● **目的 1**:
ドローンポート構想の本文によれば、ドローンポートは何に利用されるか。
● **目的 2**:
ドローンポート構想の本文を最後の文の後から引き継ぎ、続きを書いてください。

全国3000カ所の基地局を「ドローンポート」に

 山本氏は今後の展開として、KDDIが全国の10カ所に設置している携帯電話の「ネットワークセンター」を「ドローンステーション」に、さらに約3000カ所の基地局を「ドローンポート」とする構想を語った。ドローンステーションは、ドローンの駐機や充電、点検と整備、セッティング、遠隔監視に使う。ドローンポートは駐機と充電に利用する。これによって全国をカバーするスマートドローンの利用環境が整い、自律飛行による測量、配送、点検、警備などが期待できるという。

 発表会では、新潟県長岡市山古志で行われた実証実験も紹介された。山古志は、錦鯉発祥の地として知られる。しかし、山肌に沿うように設けられた棚池は、管理や保守に手間がかかる。美しい錦鯉の育成に欠かせない定期的な薬剤散布や寄生虫への対策は、生産者の大きな負担となっているという。

● **資料一式**:
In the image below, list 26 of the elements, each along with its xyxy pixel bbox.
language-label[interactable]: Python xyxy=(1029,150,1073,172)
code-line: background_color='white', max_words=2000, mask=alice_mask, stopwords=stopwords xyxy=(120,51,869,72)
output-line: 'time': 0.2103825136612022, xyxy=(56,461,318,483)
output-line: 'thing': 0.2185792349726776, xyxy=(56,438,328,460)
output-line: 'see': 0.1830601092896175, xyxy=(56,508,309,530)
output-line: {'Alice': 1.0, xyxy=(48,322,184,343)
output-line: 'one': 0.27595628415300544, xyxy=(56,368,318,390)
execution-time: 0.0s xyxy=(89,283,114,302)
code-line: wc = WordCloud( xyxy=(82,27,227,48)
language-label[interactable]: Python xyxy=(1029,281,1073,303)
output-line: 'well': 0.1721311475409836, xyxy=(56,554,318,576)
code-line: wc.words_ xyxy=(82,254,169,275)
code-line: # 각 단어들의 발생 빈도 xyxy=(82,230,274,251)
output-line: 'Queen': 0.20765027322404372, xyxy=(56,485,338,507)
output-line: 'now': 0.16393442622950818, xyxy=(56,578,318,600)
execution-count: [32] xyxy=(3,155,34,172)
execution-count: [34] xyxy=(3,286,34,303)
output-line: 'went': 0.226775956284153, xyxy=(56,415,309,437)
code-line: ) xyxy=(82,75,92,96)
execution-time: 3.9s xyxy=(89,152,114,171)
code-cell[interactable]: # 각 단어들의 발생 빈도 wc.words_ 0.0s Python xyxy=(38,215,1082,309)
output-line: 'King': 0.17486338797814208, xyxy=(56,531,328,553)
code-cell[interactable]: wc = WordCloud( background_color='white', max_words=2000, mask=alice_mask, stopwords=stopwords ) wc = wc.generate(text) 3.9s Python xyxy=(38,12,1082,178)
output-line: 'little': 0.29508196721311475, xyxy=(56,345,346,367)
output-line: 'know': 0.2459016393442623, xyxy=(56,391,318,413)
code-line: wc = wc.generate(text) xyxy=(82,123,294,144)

● **最終回答 1**:
駐機と充電に利用される。

● **最終回答 2**:
 実証実験は、棚池から離れたドローンステーションから離陸したドローンが途中のドローンポートに自動着陸。充電を経て目的の棚池まで飛行して薬剤を散布するというもの。実験でのドローンの飛行距離は6.3Km、高低差は100mほどもあるという。山本氏はこの実証実験において「ゼンリンの3次元地図が大いに役立った」と話す。今後の取り組みとして、近畿日本鉄道の協力による鉄道災害時を想定した実験や、長岡市の協力による自治体課題解決の実験などのロードマップを示した。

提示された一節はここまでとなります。